THE REQUEST: Every line must be returned precisely as it is written.
** start of DATA PROVIDED **
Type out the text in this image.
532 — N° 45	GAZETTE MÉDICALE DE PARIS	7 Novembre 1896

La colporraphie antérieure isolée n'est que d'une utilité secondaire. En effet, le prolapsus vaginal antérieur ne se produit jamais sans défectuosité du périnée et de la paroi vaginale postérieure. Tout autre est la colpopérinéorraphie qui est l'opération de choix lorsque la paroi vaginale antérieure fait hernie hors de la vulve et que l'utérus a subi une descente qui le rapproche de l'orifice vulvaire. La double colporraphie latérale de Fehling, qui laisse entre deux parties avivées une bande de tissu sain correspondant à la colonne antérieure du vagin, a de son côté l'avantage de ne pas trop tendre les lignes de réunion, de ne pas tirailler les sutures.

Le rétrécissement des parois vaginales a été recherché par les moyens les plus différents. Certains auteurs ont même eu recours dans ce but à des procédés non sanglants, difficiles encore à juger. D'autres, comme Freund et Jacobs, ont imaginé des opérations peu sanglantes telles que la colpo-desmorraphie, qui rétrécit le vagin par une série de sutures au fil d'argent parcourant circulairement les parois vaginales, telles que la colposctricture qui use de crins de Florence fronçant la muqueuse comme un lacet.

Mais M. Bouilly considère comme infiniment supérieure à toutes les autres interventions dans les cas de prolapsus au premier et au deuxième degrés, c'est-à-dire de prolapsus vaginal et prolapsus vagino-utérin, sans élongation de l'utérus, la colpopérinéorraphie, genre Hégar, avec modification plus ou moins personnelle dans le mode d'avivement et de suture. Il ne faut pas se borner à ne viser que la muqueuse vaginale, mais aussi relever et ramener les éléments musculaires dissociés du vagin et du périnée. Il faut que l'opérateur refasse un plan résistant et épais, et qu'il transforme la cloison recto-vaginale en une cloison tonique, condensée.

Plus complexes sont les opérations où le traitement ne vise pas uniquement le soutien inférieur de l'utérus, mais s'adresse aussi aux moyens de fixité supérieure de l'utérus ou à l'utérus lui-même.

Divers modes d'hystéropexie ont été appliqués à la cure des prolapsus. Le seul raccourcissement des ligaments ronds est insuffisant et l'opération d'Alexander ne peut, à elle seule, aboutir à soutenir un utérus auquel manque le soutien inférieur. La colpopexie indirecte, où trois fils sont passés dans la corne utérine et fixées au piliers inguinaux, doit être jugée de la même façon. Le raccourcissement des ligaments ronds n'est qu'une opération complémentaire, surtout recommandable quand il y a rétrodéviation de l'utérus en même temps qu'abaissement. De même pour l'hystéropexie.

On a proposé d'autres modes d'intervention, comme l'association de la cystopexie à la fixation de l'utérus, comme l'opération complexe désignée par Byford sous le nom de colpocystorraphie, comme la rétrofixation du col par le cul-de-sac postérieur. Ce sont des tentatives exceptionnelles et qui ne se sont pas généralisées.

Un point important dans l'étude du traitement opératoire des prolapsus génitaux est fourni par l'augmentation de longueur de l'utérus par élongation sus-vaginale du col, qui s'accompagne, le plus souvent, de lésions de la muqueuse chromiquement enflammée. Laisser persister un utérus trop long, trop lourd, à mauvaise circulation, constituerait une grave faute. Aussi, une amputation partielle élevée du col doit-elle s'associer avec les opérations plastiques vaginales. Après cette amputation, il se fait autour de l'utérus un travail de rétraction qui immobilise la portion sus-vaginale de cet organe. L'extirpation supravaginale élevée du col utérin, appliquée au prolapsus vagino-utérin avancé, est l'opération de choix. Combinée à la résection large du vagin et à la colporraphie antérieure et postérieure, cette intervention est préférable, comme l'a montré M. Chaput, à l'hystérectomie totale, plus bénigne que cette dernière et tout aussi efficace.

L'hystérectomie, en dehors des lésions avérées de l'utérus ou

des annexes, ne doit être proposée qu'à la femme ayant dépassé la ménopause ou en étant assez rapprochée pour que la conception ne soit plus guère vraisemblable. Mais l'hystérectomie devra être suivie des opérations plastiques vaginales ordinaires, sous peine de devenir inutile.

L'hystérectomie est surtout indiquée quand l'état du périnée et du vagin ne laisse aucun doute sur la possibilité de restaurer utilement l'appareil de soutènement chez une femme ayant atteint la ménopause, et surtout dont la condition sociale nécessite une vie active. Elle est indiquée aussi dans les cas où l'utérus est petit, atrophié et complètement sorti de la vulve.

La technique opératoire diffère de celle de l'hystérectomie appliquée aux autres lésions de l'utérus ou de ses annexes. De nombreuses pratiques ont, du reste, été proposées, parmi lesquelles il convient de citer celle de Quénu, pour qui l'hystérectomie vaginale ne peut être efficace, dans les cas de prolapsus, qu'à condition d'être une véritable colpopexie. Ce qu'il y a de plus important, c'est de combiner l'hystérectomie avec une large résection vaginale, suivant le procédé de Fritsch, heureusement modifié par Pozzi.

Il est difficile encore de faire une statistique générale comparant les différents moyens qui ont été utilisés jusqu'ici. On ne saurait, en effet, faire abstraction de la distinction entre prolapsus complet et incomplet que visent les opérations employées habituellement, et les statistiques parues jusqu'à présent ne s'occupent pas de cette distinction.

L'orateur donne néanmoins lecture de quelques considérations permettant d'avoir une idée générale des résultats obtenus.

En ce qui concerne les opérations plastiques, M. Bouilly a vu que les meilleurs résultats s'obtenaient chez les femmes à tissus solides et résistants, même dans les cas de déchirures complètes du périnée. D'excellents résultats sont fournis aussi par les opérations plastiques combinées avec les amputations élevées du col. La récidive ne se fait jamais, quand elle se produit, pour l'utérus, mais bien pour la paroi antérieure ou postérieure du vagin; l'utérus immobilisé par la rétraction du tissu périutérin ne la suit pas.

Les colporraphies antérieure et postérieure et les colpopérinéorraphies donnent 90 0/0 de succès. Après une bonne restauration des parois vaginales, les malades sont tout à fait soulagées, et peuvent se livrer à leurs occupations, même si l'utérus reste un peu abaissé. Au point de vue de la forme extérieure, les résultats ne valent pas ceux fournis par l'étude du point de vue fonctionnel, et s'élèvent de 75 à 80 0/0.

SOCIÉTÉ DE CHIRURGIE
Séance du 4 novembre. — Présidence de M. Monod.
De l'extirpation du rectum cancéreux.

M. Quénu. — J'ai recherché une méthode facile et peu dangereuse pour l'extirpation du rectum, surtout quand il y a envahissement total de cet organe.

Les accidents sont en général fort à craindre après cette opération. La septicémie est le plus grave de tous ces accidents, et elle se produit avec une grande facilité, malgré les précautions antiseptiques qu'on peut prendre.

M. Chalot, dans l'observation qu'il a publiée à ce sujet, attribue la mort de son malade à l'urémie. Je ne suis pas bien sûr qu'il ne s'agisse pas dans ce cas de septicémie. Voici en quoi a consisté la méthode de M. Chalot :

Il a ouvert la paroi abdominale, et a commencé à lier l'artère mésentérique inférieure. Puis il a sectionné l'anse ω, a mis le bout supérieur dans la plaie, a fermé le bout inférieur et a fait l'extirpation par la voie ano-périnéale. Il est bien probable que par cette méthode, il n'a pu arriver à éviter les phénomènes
** end of DATA PROVIDED **
SOLUTION FOR THIS PROBLEM:
Type out the text in this image.
532 — N° 45	GAZETTE MÉDICALE DE PARIS	7 Novembre 1896

La colporraphie antérieure isolée n'est que d'une utilité secondaire. En effet, le prolapsus vaginal antérieur ne se produit jamais sans défectuosité du périnée et de la paroi vaginale postérieure. Tout autre est la colpopérinéorraphie qui est l'opération de choix lorsque la paroi vaginale antérieure fait hernie hors de la vulve et que l'utérus a subi une descente qui le rapproche de l'orifice vulvaire. La double colporraphie latérale de Fehling, qui laisse entre deux parties avivées une bande de tissu sain correspondant à la colonne antérieure du vagin, a de son côté l'avantage de ne pas trop tendre les lignes de réunion, de ne pas tirailler les sutures.

Le rétrécissement des parois vaginales a été recherché par les moyens les plus différents. Certains auteurs ont même eu recours dans ce but à des procédés non sanglants, difficiles encore à juger. D'autres, comme Freund et Jacobs, ont imaginé des opérations peu sanglantes telles que la colpo-desmorraphie, qui rétrécit le vagin par une série de sutures au fil d'argent parcourant circulairement les parois vaginales, telles que la colposctricture qui use de crins de Florence fronçant la muqueuse comme un lacet.

Mais M. Bouilly considère comme infiniment supérieure à toutes les autres interventions dans les cas de prolapsus au premier et au deuxième degrés, c'est-à-dire de prolapsus vaginal et prolapsus vagino-utérin, sans élongation de l'utérus, la colpopérinéorraphie, genre Hégar, avec modification plus ou moins personnelle dans le mode d'avivement et de suture. Il ne faut pas se borner à ne viser que la muqueuse vaginale, mais aussi relever et ramener les éléments musculaires dissociés du vagin et du périnée. Il faut que l'opérateur refasse un plan résistant et épais, et qu'il transforme la cloison recto-vaginale en une cloison tonique, condensée.

Plus complexes sont les opérations où le traitement ne vise pas uniquement le soutien inférieur de l'utérus, mais s'adresse aussi aux moyens de fixité supérieure de l'utérus ou à l'utérus lui-même.

Divers modes d'hystéropexie ont été appliqués à la cure des prolapsus. Le seul raccourcissement des ligaments ronds est insuffisant et l'opération d'Alexander ne peut, à elle seule, aboutir à soutenir un utérus auquel manque le soutien inférieur. La colpopexie indirecte, où trois fils sont passés dans la corne utérine et fixées au piliers inguinaux, doit être jugée de la même façon. Le raccourcissement des ligaments ronds n'est qu'une opération complémentaire, surtout recommandable quand il y a rétrodéviation de l'utérus en même temps qu'abaissement. De même pour l'hystéropexie.

On a proposé d'autres modes d'intervention, comme l'association de la cystopexie à la fixation de l'utérus, comme l'opération complexe désignée par Byford sous le nom de colpocystorraphie, comme la rétrofixation du col par le cul-de-sac postérieur. Ce sont des tentatives exceptionnelles et qui ne se sont pas généralisées.

Un point important dans l'étude du traitement opératoire des prolapsus génitaux est fourni par l'augmentation de longueur de l'utérus par élongation sus-vaginale du col, qui s'accompagne, le plus souvent, de lésions de la muqueuse chromiquement enflammée. Laisser persister un utérus trop long, trop lourd, à mauvaise circulation, constituerait une grave faute. Aussi, une amputation partielle élevée du col doit-elle s'associer avec les opérations plastiques vaginales. Après cette amputation, il se fait autour de l'utérus un travail de rétraction qui immobilise la portion sus-vaginale de cet organe. L'extirpation supravaginale élevée du col utérin, appliquée au prolapsus vagino-utérin avancé, est l'opération de choix. Combinée à la résection large du vagin et à la colporraphie antérieure et postérieure, cette intervention est préférable, comme l'a montré M. Chaput, à l'hystérectomie totale, plus bénigne que cette dernière et tout aussi efficace.

L'hystérectomie, en dehors des lésions avérées de l'utérus ou

des annexes, ne doit être proposée qu'à la femme ayant dépassé la ménopause ou en étant assez rapprochée pour que la conception ne soit plus guère vraisemblable. Mais l'hystérectomie devra être suivie des opérations plastiques vaginales ordinaires, sous peine de devenir inutile.

L'hystérectomie est surtout indiquée quand l'état du périnée et du vagin ne laisse aucun doute sur la possibilité de restaurer utilement l'appareil de soutènement chez une femme ayant atteint la ménopause, et surtout dont la condition sociale nécessite une vie active. Elle est indiquée aussi dans les cas où l'utérus est petit, atrophié et complètement sorti de la vulve.

La technique opératoire diffère de celle de l'hystérectomie appliquée aux autres lésions de l'utérus ou de ses annexes. De nombreuses pratiques ont, du reste, été proposées, parmi lesquelles il convient de citer celle de Quénu, pour qui l'hystérectomie vaginale ne peut être efficace, dans les cas de prolapsus, qu'à condition d'être une véritable colpopexie. Ce qu'il y a de plus important, c'est de combiner l'hystérectomie avec une large résection vaginale, suivant le procédé de Fritsch, heureusement modifié par Pozzi.

Il est difficile encore de faire une statistique générale comparant les différents moyens qui ont été utilisés jusqu'ici. On ne saurait, en effet, faire abstraction de la distinction entre prolapsus complet et incomplet que visent les opérations employées habituellement, et les statistiques parues jusqu'à présent ne s'occupent pas de cette distinction.

L'orateur donne néanmoins lecture de quelques considérations permettant d'avoir une idée générale des résultats obtenus.

En ce qui concerne les opérations plastiques, M. Bouilly a vu que les meilleurs résultats s'obtenaient chez les femmes à tissus solides et résistants, même dans les cas de déchirures complètes du périnée. D'excellents résultats sont fournis aussi par les opérations plastiques combinées avec les amputations élevées du col. La récidive ne se fait jamais, quand elle se produit, pour l'utérus, mais bien pour la paroi antérieure ou postérieure du vagin; l'utérus immobilisé par la rétraction du tissu périutérin ne la suit pas.

Les colporraphies antérieure et postérieure et les colpopérinéorraphies donnent 90 0/0 de succès. Après une bonne restauration des parois vaginales, les malades sont tout à fait soulagées, et peuvent se livrer à leurs occupations, même si l'utérus reste un peu abaissé. Au point de vue de la forme extérieure, les résultats ne valent pas ceux fournis par l'étude du point de vue fonctionnel, et s'élèvent de 75 à 80 0/0.

SOCIÉTÉ DE CHIRURGIE
Séance du 4 novembre. — Présidence de M. Monod.
De l'extirpation du rectum cancéreux.

M. Quénu. — J'ai recherché une méthode facile et peu dangereuse pour l'extirpation du rectum, surtout quand il y a envahissement total de cet organe.

Les accidents sont en général fort à craindre après cette opération. La septicémie est le plus grave de tous ces accidents, et elle se produit avec une grande facilité, malgré les précautions antiseptiques qu'on peut prendre.

M. Chalot, dans l'observation qu'il a publiée à ce sujet, attribue la mort de son malade à l'urémie. Je ne suis pas bien sûr qu'il ne s'agisse pas dans ce cas de septicémie. Voici en quoi a consisté la méthode de M. Chalot :

Il a ouvert la paroi abdominale, et a commencé à lier l'artère mésentérique inférieure. Puis il a sectionné l'anse ω, a mis le bout supérieur dans la plaie, a fermé le bout inférieur et a fait l'extirpation par la voie ano-périnéale. Il est bien probable que par cette méthode, il n'a pu arriver à éviter les phénomènes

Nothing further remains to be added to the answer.